- _What you have to do_
Please output every line of the material as it stands, without the pictures.

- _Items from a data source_

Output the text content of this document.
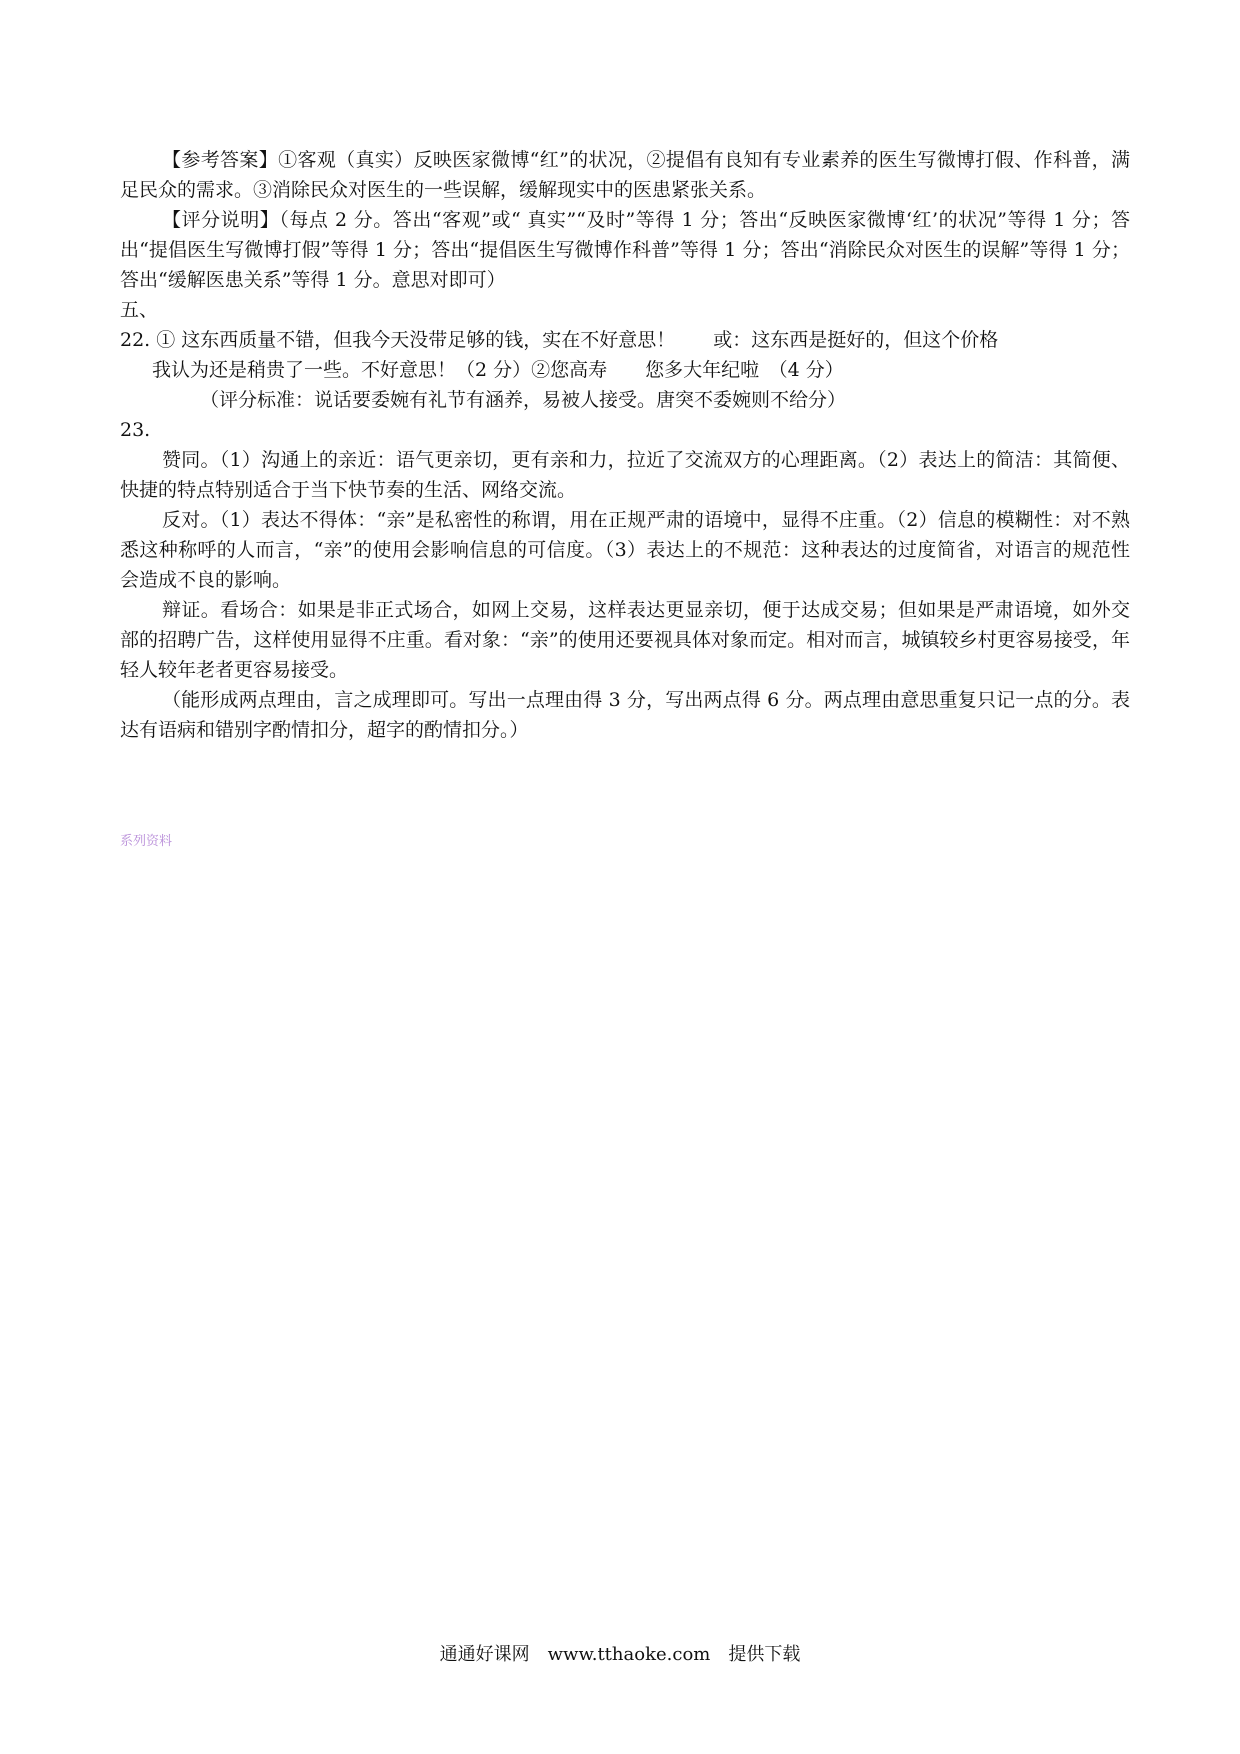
【参考答案】①客观（真实）反映医家微博“红”的状况，②提倡有良知有专业素养的医生写微博打假、作科普，满足民众的需求。③消除民众对医生的一些误解，缓解现实中的医患紧张关系。

【评分说明】（每点 2 分。答出“客观”或“ 真实”“及时”等得 1 分；答出“反映医家微博‘红’的状况”等得 1 分；答出“提倡医生写微博打假”等得 1 分；答出“提倡医生写微博作科普”等得 1 分；答出“消除民众对医生的误解”等得 1 分；答出“缓解医患关系”等得 1 分。意思对即可）

五、

22. ① 这东西质量不错，但我今天没带足够的钱，实在不好意思！　　或：这东西是挺好的，但这个价格

我认为还是稍贵了一些。不好意思！（2 分）②您高寿　　您多大年纪啦　（4 分）

（评分标准：说话要委婉有礼节有涵养，易被人接受。唐突不委婉则不给分）

23.

赞同。（1）沟通上的亲近：语气更亲切，更有亲和力，拉近了交流双方的心理距离。（2）表达上的简洁：其简便、快捷的特点特别适合于当下快节奏的生活、网络交流。

反对。（1）表达不得体：“亲”是私密性的称谓，用在正规严肃的语境中，显得不庄重。（2）信息的模糊性：对不熟悉这种称呼的人而言，“亲”的使用会影响信息的可信度。（3）表达上的不规范：这种表达的过度简省，对语言的规范性会造成不良的影响。

辩证。看场合：如果是非正式场合，如网上交易，这样表达更显亲切，便于达成交易；但如果是严肃语境，如外交部的招聘广告，这样使用显得不庄重。看对象：“亲”的使用还要视具体对象而定。相对而言，城镇较乡村更容易接受，年轻人较年老者更容易接受。

（能形成两点理由，言之成理即可。写出一点理由得 3 分，写出两点得 6 分。两点理由意思重复只记一点的分。表达有语病和错别字酌情扣分，超字的酌情扣分。）

系列资料
通通好课网　www.tthaoke.com　提供下载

- _Response to this exercise_
Output the text content of this document.
【参考答案】①客观（真实）反映医家微博“红”的状况，②提倡有良知有专业素养的医生写微博打假、作科普，满足民众的需求。③消除民众对医生的一些误解，缓解现实中的医患紧张关系。

【评分说明】（每点 2 分。答出“客观”或“ 真实”“及时”等得 1 分；答出“反映医家微博‘红’的状况”等得 1 分；答出“提倡医生写微博打假”等得 1 分；答出“提倡医生写微博作科普”等得 1 分；答出“消除民众对医生的误解”等得 1 分；答出“缓解医患关系”等得 1 分。意思对即可）

五、

22. ① 这东西质量不错，但我今天没带足够的钱，实在不好意思！　　或：这东西是挺好的，但这个价格

我认为还是稍贵了一些。不好意思！（2 分）②您高寿　　您多大年纪啦　（4 分）

（评分标准：说话要委婉有礼节有涵养，易被人接受。唐突不委婉则不给分）

23.

赞同。（1）沟通上的亲近：语气更亲切，更有亲和力，拉近了交流双方的心理距离。（2）表达上的简洁：其简便、快捷的特点特别适合于当下快节奏的生活、网络交流。

反对。（1）表达不得体：“亲”是私密性的称谓，用在正规严肃的语境中，显得不庄重。（2）信息的模糊性：对不熟悉这种称呼的人而言，“亲”的使用会影响信息的可信度。（3）表达上的不规范：这种表达的过度简省，对语言的规范性会造成不良的影响。

辩证。看场合：如果是非正式场合，如网上交易，这样表达更显亲切，便于达成交易；但如果是严肃语境，如外交部的招聘广告，这样使用显得不庄重。看对象：“亲”的使用还要视具体对象而定。相对而言，城镇较乡村更容易接受，年轻人较年老者更容易接受。

（能形成两点理由，言之成理即可。写出一点理由得 3 分，写出两点得 6 分。两点理由意思重复只记一点的分。表达有语病和错别字酌情扣分，超字的酌情扣分。）

系列资料
通通好课网　www.tthaoke.com　提供下载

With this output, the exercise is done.